__What is asked__
Search the data below for the word "color" and copy each line that holds it.

(Items from a dataset)

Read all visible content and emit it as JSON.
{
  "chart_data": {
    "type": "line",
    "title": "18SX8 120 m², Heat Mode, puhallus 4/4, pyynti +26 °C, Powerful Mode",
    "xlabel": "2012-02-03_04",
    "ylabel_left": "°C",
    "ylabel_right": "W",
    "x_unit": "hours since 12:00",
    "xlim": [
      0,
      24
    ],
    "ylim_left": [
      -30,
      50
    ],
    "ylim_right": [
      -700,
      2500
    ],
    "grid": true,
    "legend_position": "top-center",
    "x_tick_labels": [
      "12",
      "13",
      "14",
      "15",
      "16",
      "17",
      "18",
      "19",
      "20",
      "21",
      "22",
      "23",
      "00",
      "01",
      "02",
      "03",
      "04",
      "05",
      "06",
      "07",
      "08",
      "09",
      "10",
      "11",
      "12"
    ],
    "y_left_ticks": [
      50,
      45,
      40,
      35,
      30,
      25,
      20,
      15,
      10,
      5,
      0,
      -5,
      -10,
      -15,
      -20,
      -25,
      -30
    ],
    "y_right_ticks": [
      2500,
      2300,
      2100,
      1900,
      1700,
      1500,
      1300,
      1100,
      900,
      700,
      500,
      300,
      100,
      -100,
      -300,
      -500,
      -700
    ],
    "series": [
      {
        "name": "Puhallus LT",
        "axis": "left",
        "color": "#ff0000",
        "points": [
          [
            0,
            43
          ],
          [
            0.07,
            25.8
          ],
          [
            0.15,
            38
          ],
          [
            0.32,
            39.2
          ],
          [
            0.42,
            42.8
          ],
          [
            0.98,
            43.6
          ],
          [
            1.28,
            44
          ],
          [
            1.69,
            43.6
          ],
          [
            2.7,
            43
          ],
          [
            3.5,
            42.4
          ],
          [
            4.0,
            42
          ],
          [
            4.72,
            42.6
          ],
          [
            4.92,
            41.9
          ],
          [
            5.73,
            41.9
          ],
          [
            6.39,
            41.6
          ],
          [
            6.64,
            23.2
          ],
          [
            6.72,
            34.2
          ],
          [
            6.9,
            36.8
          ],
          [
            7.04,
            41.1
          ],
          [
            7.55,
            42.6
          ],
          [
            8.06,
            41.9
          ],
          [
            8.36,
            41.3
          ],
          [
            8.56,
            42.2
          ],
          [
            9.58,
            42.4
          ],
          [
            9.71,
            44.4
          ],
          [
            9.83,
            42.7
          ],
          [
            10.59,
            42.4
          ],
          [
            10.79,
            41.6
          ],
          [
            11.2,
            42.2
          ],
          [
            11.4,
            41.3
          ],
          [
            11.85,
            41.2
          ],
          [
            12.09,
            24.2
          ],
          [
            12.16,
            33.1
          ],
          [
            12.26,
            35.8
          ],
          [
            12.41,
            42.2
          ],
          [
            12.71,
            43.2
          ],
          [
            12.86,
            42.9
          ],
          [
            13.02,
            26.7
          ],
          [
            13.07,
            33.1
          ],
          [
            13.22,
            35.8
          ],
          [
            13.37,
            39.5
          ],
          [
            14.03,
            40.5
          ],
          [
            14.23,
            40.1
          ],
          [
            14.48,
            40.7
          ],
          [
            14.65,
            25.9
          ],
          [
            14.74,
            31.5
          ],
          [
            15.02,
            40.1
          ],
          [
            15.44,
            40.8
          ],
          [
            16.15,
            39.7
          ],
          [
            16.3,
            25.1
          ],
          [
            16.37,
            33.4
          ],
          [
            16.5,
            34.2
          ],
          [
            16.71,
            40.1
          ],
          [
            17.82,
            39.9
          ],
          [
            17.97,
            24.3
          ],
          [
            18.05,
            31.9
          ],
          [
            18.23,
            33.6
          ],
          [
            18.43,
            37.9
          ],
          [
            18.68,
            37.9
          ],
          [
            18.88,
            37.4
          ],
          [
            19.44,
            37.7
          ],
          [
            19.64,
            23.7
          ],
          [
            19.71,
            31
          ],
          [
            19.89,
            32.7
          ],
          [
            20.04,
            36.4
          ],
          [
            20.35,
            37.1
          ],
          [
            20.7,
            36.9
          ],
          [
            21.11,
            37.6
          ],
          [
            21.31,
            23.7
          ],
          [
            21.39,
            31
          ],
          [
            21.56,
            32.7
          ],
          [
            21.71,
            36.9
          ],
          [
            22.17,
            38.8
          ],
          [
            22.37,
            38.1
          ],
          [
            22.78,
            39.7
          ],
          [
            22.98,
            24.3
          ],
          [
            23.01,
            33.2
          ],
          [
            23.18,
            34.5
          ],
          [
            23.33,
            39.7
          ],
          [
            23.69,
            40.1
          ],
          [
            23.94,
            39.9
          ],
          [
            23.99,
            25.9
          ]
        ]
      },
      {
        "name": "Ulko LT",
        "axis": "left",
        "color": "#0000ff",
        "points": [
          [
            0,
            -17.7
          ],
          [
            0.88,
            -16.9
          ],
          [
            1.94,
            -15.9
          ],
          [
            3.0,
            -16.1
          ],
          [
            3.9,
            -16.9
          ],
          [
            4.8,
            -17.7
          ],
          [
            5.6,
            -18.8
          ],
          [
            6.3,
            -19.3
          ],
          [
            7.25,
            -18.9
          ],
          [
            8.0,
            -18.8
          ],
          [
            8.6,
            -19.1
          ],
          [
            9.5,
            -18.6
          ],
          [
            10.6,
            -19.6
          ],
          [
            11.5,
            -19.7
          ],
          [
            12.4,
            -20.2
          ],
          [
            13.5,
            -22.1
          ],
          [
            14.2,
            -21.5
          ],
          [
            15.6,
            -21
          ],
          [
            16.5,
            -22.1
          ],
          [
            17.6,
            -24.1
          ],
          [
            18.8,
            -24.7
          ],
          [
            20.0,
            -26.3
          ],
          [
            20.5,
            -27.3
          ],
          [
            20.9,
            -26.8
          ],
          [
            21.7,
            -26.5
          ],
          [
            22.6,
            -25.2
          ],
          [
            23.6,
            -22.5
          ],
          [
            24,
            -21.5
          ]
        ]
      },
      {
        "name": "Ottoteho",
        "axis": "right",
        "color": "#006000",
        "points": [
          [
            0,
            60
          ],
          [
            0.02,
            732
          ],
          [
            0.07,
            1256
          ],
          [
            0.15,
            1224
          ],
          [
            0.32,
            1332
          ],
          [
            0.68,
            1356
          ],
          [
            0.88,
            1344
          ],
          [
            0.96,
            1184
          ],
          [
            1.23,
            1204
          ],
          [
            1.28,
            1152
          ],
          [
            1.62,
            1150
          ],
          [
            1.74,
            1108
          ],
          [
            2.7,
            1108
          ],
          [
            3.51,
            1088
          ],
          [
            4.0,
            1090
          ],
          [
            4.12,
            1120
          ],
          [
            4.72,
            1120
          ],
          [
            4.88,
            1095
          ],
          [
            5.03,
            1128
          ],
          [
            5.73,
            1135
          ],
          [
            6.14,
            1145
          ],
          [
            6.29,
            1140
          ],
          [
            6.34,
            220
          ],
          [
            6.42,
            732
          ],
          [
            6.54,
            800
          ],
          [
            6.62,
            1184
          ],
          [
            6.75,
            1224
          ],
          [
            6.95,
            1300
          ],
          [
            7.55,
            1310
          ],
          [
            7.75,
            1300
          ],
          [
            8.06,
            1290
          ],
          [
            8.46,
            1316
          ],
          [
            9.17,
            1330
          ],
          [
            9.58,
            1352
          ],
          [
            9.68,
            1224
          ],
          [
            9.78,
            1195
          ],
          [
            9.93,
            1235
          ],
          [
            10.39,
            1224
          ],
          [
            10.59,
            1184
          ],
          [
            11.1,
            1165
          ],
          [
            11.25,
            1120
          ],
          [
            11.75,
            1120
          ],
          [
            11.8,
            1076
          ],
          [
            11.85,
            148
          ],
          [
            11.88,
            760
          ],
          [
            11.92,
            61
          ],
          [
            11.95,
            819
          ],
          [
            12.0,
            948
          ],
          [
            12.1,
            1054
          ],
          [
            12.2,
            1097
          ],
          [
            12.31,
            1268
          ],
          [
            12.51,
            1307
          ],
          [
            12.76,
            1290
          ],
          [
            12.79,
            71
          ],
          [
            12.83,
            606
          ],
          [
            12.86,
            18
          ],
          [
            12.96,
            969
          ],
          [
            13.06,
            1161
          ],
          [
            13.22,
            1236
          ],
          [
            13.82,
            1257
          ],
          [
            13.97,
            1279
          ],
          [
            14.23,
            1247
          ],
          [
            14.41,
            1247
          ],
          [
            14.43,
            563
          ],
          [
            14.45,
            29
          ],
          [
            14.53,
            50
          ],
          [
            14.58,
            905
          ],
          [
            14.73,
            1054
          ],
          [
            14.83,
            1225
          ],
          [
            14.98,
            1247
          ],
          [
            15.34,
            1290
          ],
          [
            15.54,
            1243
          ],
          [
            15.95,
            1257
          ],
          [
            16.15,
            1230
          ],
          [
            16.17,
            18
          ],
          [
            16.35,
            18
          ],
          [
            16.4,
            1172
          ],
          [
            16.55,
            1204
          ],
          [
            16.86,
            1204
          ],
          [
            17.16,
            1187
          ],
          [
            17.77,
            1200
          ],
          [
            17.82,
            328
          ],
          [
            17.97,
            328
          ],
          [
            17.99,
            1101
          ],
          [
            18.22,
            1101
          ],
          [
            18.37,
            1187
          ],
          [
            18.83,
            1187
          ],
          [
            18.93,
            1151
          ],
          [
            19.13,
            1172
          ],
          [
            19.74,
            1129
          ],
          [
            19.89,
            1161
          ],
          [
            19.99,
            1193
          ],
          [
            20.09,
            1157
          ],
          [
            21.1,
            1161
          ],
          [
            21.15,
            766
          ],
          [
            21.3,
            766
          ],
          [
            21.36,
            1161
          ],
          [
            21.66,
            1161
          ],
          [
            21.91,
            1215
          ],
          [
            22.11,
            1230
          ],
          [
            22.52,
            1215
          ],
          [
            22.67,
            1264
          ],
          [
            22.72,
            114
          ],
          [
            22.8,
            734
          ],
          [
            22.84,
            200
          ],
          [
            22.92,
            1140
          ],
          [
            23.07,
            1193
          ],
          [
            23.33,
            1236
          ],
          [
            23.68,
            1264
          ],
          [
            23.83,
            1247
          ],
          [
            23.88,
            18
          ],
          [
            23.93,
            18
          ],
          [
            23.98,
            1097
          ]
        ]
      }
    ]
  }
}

__Answer to this problem__
        "color": "#ff0000",
        "color": "#0000ff",
        "color": "#006000",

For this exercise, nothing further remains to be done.